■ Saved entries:
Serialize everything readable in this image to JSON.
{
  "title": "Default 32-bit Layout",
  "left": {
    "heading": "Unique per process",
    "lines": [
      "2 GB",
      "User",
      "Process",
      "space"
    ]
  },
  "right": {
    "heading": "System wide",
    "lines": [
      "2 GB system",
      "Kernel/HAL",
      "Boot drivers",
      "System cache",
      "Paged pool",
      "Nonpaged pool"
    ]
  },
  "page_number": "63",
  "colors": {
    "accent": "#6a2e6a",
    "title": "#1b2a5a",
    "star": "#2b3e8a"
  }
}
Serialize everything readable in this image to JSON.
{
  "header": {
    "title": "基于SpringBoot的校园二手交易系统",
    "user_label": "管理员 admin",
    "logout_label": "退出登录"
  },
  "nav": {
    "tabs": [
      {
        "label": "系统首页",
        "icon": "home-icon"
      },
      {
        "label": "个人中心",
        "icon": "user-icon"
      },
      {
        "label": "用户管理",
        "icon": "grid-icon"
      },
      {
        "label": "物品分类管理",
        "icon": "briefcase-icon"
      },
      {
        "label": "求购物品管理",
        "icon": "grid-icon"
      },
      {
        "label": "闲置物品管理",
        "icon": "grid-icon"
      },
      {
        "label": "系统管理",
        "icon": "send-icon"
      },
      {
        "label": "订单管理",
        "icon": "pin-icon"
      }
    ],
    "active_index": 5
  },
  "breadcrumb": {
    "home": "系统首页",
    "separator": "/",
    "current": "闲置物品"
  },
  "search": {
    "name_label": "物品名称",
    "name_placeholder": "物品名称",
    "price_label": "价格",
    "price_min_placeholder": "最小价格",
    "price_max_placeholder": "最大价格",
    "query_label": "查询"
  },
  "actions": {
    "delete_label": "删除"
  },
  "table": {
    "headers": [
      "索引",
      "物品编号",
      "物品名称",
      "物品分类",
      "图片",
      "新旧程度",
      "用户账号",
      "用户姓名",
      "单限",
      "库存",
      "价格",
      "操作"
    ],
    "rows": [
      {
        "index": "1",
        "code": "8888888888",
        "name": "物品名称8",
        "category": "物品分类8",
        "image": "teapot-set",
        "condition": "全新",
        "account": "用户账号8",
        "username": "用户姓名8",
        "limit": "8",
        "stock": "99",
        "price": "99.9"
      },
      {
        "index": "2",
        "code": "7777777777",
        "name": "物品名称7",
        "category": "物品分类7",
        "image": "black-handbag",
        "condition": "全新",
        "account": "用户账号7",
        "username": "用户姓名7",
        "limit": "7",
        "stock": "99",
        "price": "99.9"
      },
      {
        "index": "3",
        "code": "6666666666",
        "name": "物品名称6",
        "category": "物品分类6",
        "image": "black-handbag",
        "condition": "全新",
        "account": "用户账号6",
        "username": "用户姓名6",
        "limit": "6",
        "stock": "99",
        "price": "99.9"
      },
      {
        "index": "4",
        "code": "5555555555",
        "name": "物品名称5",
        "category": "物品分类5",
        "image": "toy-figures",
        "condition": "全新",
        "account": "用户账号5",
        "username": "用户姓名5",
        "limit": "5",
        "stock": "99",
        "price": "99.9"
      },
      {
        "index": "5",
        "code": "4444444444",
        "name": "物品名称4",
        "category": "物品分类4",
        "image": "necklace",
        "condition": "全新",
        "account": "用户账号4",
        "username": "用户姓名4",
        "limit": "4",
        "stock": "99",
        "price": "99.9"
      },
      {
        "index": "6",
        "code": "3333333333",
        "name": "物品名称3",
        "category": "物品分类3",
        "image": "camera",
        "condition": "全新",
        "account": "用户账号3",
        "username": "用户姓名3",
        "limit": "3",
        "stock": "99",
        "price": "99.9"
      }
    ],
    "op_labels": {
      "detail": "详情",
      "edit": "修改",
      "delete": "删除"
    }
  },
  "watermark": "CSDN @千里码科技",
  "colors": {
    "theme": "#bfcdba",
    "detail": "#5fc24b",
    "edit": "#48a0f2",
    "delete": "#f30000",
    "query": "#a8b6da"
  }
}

■ PROMPT: Print back all the lines verbatim.

■ REPLY:
Serialize everything readable in this image to JSON.
{
  "title": "Default 32-bit Layout",
  "left": {
    "heading": "Unique per process",
    "lines": [
      "2 GB",
      "User",
      "Process",
      "space"
    ]
  },
  "right": {
    "heading": "System wide",
    "lines": [
      "2 GB system",
      "Kernel/HAL",
      "Boot drivers",
      "System cache",
      "Paged pool",
      "Nonpaged pool"
    ]
  },
  "page_number": "63",
  "colors": {
    "accent": "#6a2e6a",
    "title": "#1b2a5a",
    "star": "#2b3e8a"
  }
}
Serialize everything readable in this image to JSON.
{
  "header": {
    "title": "基于SpringBoot的校园二手交易系统",
    "user_label": "管理员 admin",
    "logout_label": "退出登录"
  },
  "nav": {
    "tabs": [
      {
        "label": "系统首页",
        "icon": "home-icon"
      },
      {
        "label": "个人中心",
        "icon": "user-icon"
      },
      {
        "label": "用户管理",
        "icon": "grid-icon"
      },
      {
        "label": "物品分类管理",
        "icon": "briefcase-icon"
      },
      {
        "label": "求购物品管理",
        "icon": "grid-icon"
      },
      {
        "label": "闲置物品管理",
        "icon": "grid-icon"
      },
      {
        "label": "系统管理",
        "icon": "send-icon"
      },
      {
        "label": "订单管理",
        "icon": "pin-icon"
      }
    ],
    "active_index": 5
  },
  "breadcrumb": {
    "home": "系统首页",
    "separator": "/",
    "current": "闲置物品"
  },
  "search": {
    "name_label": "物品名称",
    "name_placeholder": "物品名称",
    "price_label": "价格",
    "price_min_placeholder": "最小价格",
    "price_max_placeholder": "最大价格",
    "query_label": "查询"
  },
  "actions": {
    "delete_label": "删除"
  },
  "table": {
    "headers": [
      "索引",
      "物品编号",
      "物品名称",
      "物品分类",
      "图片",
      "新旧程度",
      "用户账号",
      "用户姓名",
      "单限",
      "库存",
      "价格",
      "操作"
    ],
    "rows": [
      {
        "index": "1",
        "code": "8888888888",
        "name": "物品名称8",
        "category": "物品分类8",
        "image": "teapot-set",
        "condition": "全新",
        "account": "用户账号8",
        "username": "用户姓名8",
        "limit": "8",
        "stock": "99",
        "price": "99.9"
      },
      {
        "index": "2",
        "code": "7777777777",
        "name": "物品名称7",
        "category": "物品分类7",
        "image": "black-handbag",
        "condition": "全新",
        "account": "用户账号7",
        "username": "用户姓名7",
        "limit": "7",
        "stock": "99",
        "price": "99.9"
      },
      {
        "index": "3",
        "code": "6666666666",
        "name": "物品名称6",
        "category": "物品分类6",
        "image": "black-handbag",
        "condition": "全新",
        "account": "用户账号6",
        "username": "用户姓名6",
        "limit": "6",
        "stock": "99",
        "price": "99.9"
      },
      {
        "index": "4",
        "code": "5555555555",
        "name": "物品名称5",
        "category": "物品分类5",
        "image": "toy-figures",
        "condition": "全新",
        "account": "用户账号5",
        "username": "用户姓名5",
        "limit": "5",
        "stock": "99",
        "price": "99.9"
      },
      {
        "index": "5",
        "code": "4444444444",
        "name": "物品名称4",
        "category": "物品分类4",
        "image": "necklace",
        "condition": "全新",
        "account": "用户账号4",
        "username": "用户姓名4",
        "limit": "4",
        "stock": "99",
        "price": "99.9"
      },
      {
        "index": "6",
        "code": "3333333333",
        "name": "物品名称3",
        "category": "物品分类3",
        "image": "camera",
        "condition": "全新",
        "account": "用户账号3",
        "username": "用户姓名3",
        "limit": "3",
        "stock": "99",
        "price": "99.9"
      }
    ],
    "op_labels": {
      "detail": "详情",
      "edit": "修改",
      "delete": "删除"
    }
  },
  "watermark": "CSDN @千里码科技",
  "colors": {
    "theme": "#bfcdba",
    "detail": "#5fc24b",
    "edit": "#48a0f2",
    "delete": "#f30000",
    "query": "#a8b6da"
  }
}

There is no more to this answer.